--- Start RECORD SET ---
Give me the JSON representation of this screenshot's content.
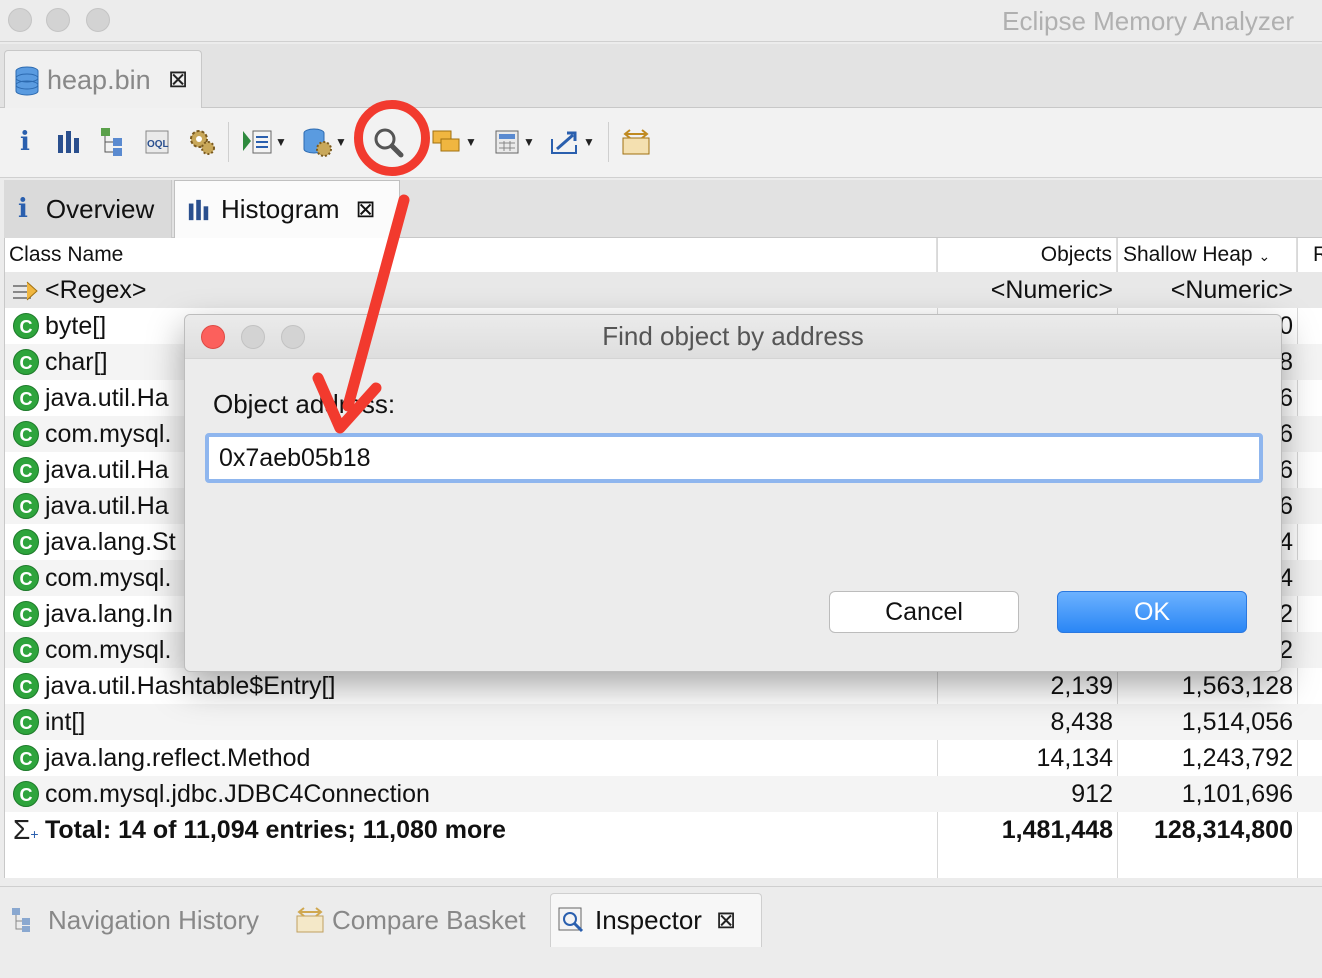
{
  "window": {
    "title": "Eclipse Memory Analyzer"
  },
  "editor_tab": {
    "label": "heap.bin"
  },
  "toolbar": {
    "icons": [
      "info-icon",
      "histogram-icon",
      "dominator-tree-icon",
      "oql-icon",
      "gear-icon",
      "query-browser-icon",
      "heap-dump-overview-icon",
      "find-object-icon",
      "group-icon",
      "calculator-icon",
      "export-icon",
      "compare-icon"
    ]
  },
  "inner_tabs": [
    {
      "label": "Overview"
    },
    {
      "label": "Histogram"
    }
  ],
  "table": {
    "headers": {
      "class_name": "Class Name",
      "objects": "Objects",
      "shallow_heap": "Shallow Heap",
      "retained": "R"
    },
    "filter": {
      "name": "<Regex>",
      "objects": "<Numeric>",
      "shallow": "<Numeric>"
    },
    "rows": [
      {
        "name": "byte[]",
        "objects": "",
        "shallow": "0"
      },
      {
        "name": "char[]",
        "objects": "",
        "shallow": "8"
      },
      {
        "name": "java.util.Ha",
        "objects": "",
        "shallow": "6"
      },
      {
        "name": "com.mysql.",
        "objects": "",
        "shallow": "6"
      },
      {
        "name": "java.util.Ha",
        "objects": "",
        "shallow": "6"
      },
      {
        "name": "java.util.Ha",
        "objects": "",
        "shallow": "6"
      },
      {
        "name": "java.lang.St",
        "objects": "",
        "shallow": "4"
      },
      {
        "name": "com.mysql.",
        "objects": "",
        "shallow": "4"
      },
      {
        "name": "java.lang.In",
        "objects": "",
        "shallow": "2"
      },
      {
        "name": "com.mysql.",
        "objects": "",
        "shallow": "2"
      },
      {
        "name": "java.util.Hashtable$Entry[]",
        "objects": "2,139",
        "shallow": "1,563,128"
      },
      {
        "name": "int[]",
        "objects": "8,438",
        "shallow": "1,514,056"
      },
      {
        "name": "java.lang.reflect.Method",
        "objects": "14,134",
        "shallow": "1,243,792"
      },
      {
        "name": "com.mysql.jdbc.JDBC4Connection",
        "objects": "912",
        "shallow": "1,101,696"
      }
    ],
    "total": {
      "name": "Total: 14 of 11,094 entries; 11,080 more",
      "objects": "1,481,448",
      "shallow": "128,314,800"
    }
  },
  "bottom_tabs": [
    {
      "label": "Navigation History"
    },
    {
      "label": "Compare Basket"
    },
    {
      "label": "Inspector"
    }
  ],
  "dialog": {
    "title": "Find object by address",
    "label": "Object address:",
    "input_value": "0x7aeb05b18",
    "cancel_label": "Cancel",
    "ok_label": "OK"
  },
  "colors": {
    "annotation_red": "#f23a2e",
    "ok_blue": "#2a86f5",
    "class_icon_green": "#2ea43c",
    "focus_ring": "#8fb6ee"
  }
}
--- End RECORD SET ---
Find each line that has the word "title", then copy it out.

    "title": "Eclipse Memory Analyzer"
    "title": "Find object by address",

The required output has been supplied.